== Supplied information ==
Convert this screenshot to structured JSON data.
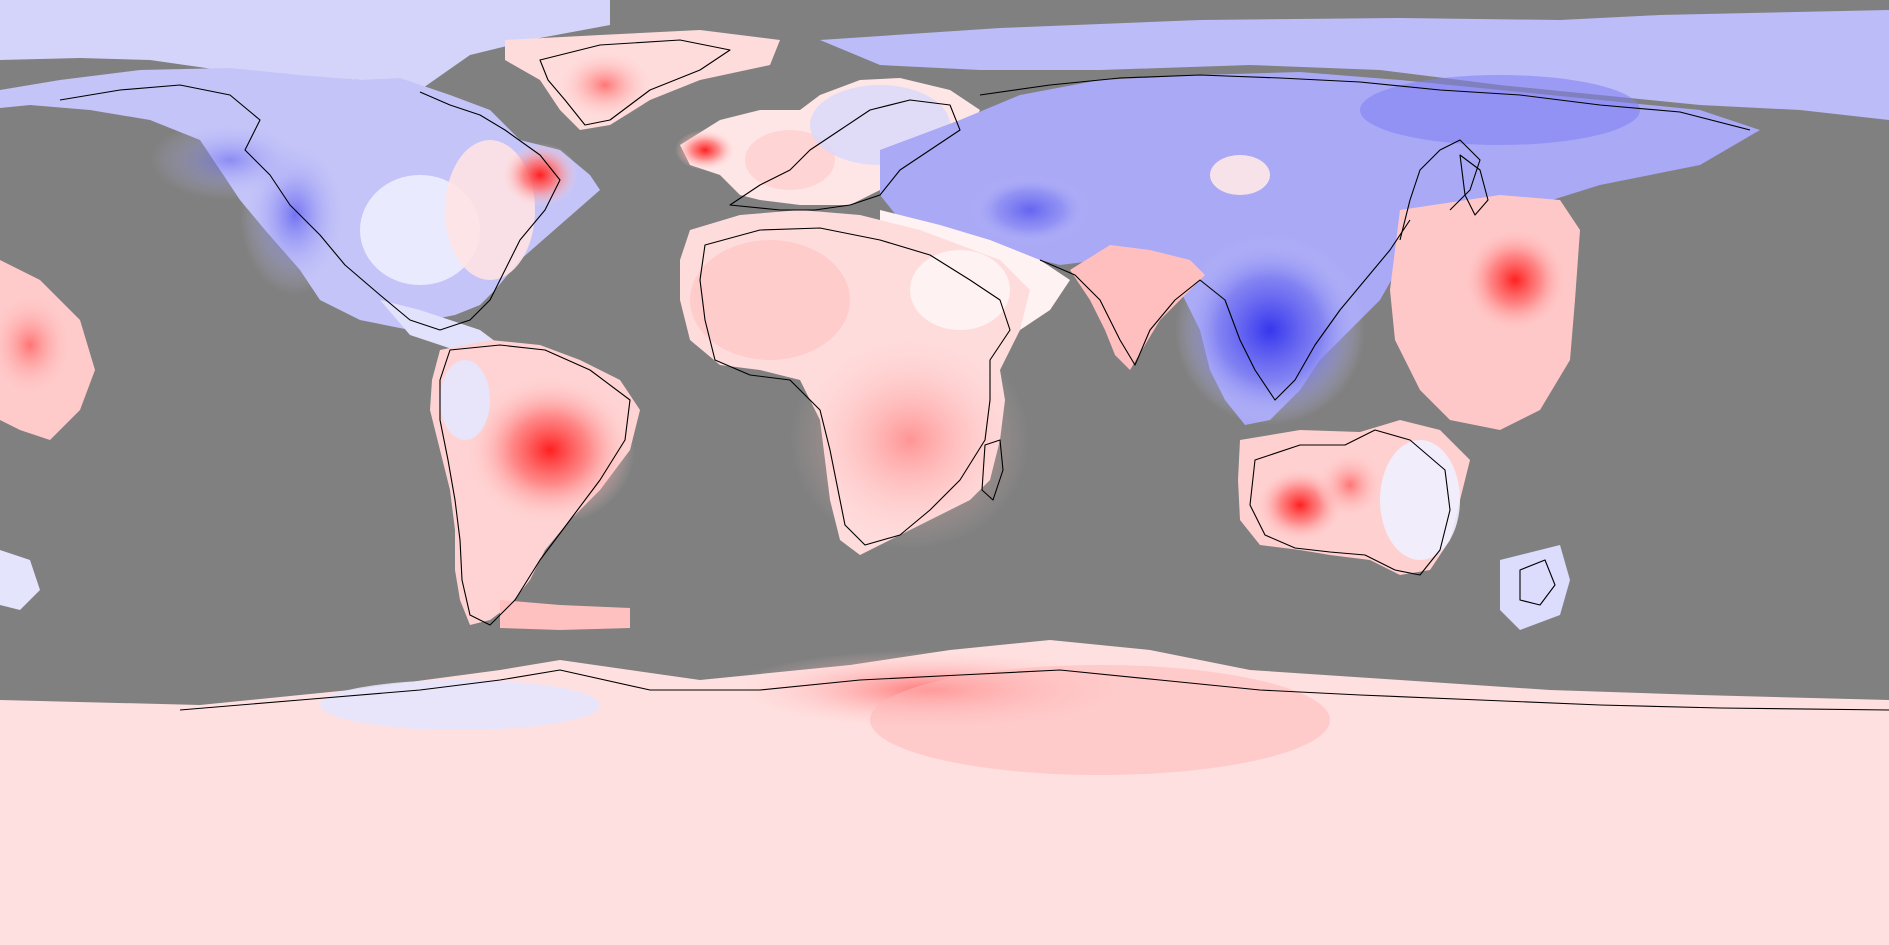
{
  "map": {
    "projection": "equirectangular",
    "ocean_mask_color": "#808080",
    "coastline_color": "#000000",
    "palette": {
      "strong_cold": "#3f3ff0",
      "cold": "#8f8ff4",
      "mild_cold": "#c9c9fb",
      "neutral": "#ffffff",
      "mild_warm": "#ffd3d3",
      "warm": "#ff9a9a",
      "strong_warm": "#ff2a2a"
    }
  }
}
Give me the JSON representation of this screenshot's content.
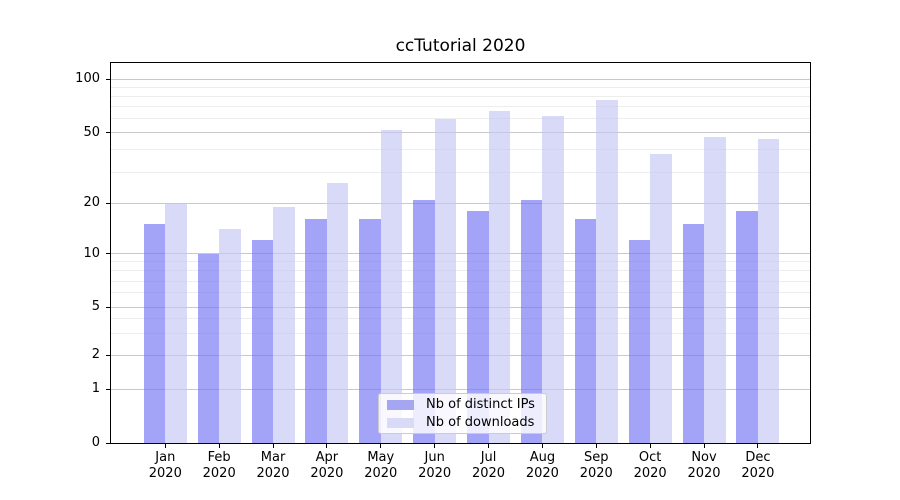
{
  "title": "ccTutorial 2020",
  "colors": {
    "ips_bar": "rgba(113,113,242,0.65)",
    "downloads_bar": "rgba(197,197,244,0.65)",
    "ips_swatch": "#a5a5f2",
    "downloads_swatch": "#d9d9f8",
    "major_grid": "#c9c9c9",
    "minor_grid": "#ededed",
    "spine": "#000000"
  },
  "legend": {
    "items": [
      {
        "label": "Nb of distinct IPs",
        "color_key": "ips_swatch"
      },
      {
        "label": "Nb of downloads",
        "color_key": "downloads_swatch"
      }
    ]
  },
  "x_axis": {
    "months": [
      "Jan",
      "Feb",
      "Mar",
      "Apr",
      "May",
      "Jun",
      "Jul",
      "Aug",
      "Sep",
      "Oct",
      "Nov",
      "Dec"
    ],
    "year": "2020"
  },
  "y_axis": {
    "tick_labels": [
      "0",
      "1",
      "2",
      "5",
      "10",
      "20",
      "50",
      "100"
    ],
    "tick_values": [
      0,
      1,
      2,
      5,
      10,
      20,
      50,
      100
    ],
    "minor_tick_values": [
      3,
      4,
      6,
      7,
      8,
      9,
      30,
      40,
      60,
      70,
      80,
      90
    ]
  },
  "chart_data": {
    "type": "bar",
    "title": "ccTutorial 2020",
    "categories": [
      "Jan 2020",
      "Feb 2020",
      "Mar 2020",
      "Apr 2020",
      "May 2020",
      "Jun 2020",
      "Jul 2020",
      "Aug 2020",
      "Sep 2020",
      "Oct 2020",
      "Nov 2020",
      "Dec 2020"
    ],
    "series": [
      {
        "name": "Nb of distinct IPs",
        "values": [
          15,
          10,
          12,
          16,
          16,
          21,
          18,
          21,
          16,
          12,
          15,
          18
        ]
      },
      {
        "name": "Nb of downloads",
        "values": [
          20,
          14,
          19,
          26,
          52,
          60,
          66,
          62,
          76,
          38,
          47,
          46
        ]
      }
    ],
    "yscale": "log-like",
    "y_ticks": [
      0,
      1,
      2,
      5,
      10,
      20,
      50,
      100
    ],
    "ylim": [
      0,
      128
    ],
    "grid": "horizontal major and minor gridlines",
    "legend_position": "lower center inside plot"
  }
}
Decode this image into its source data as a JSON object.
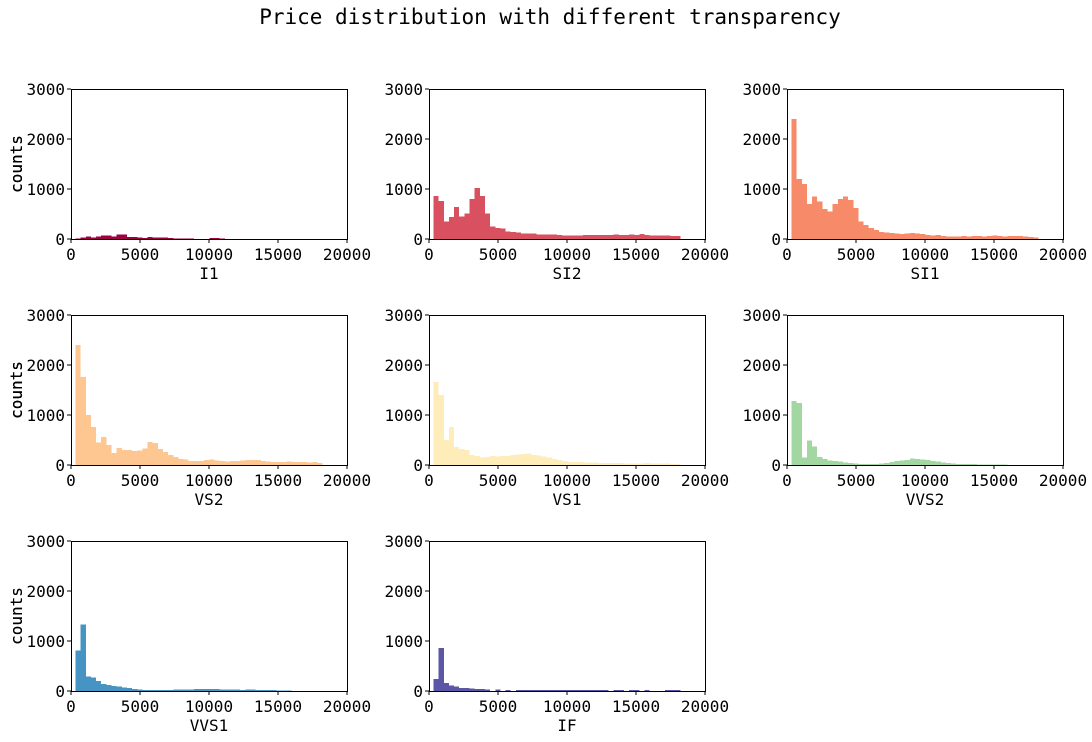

== What you have to do ==
Show every line from the listing above in which the string "name" appears.

== Reply to the task ==
        "name": "Nb of distinct IPs",
        "name": "Nb of downloads",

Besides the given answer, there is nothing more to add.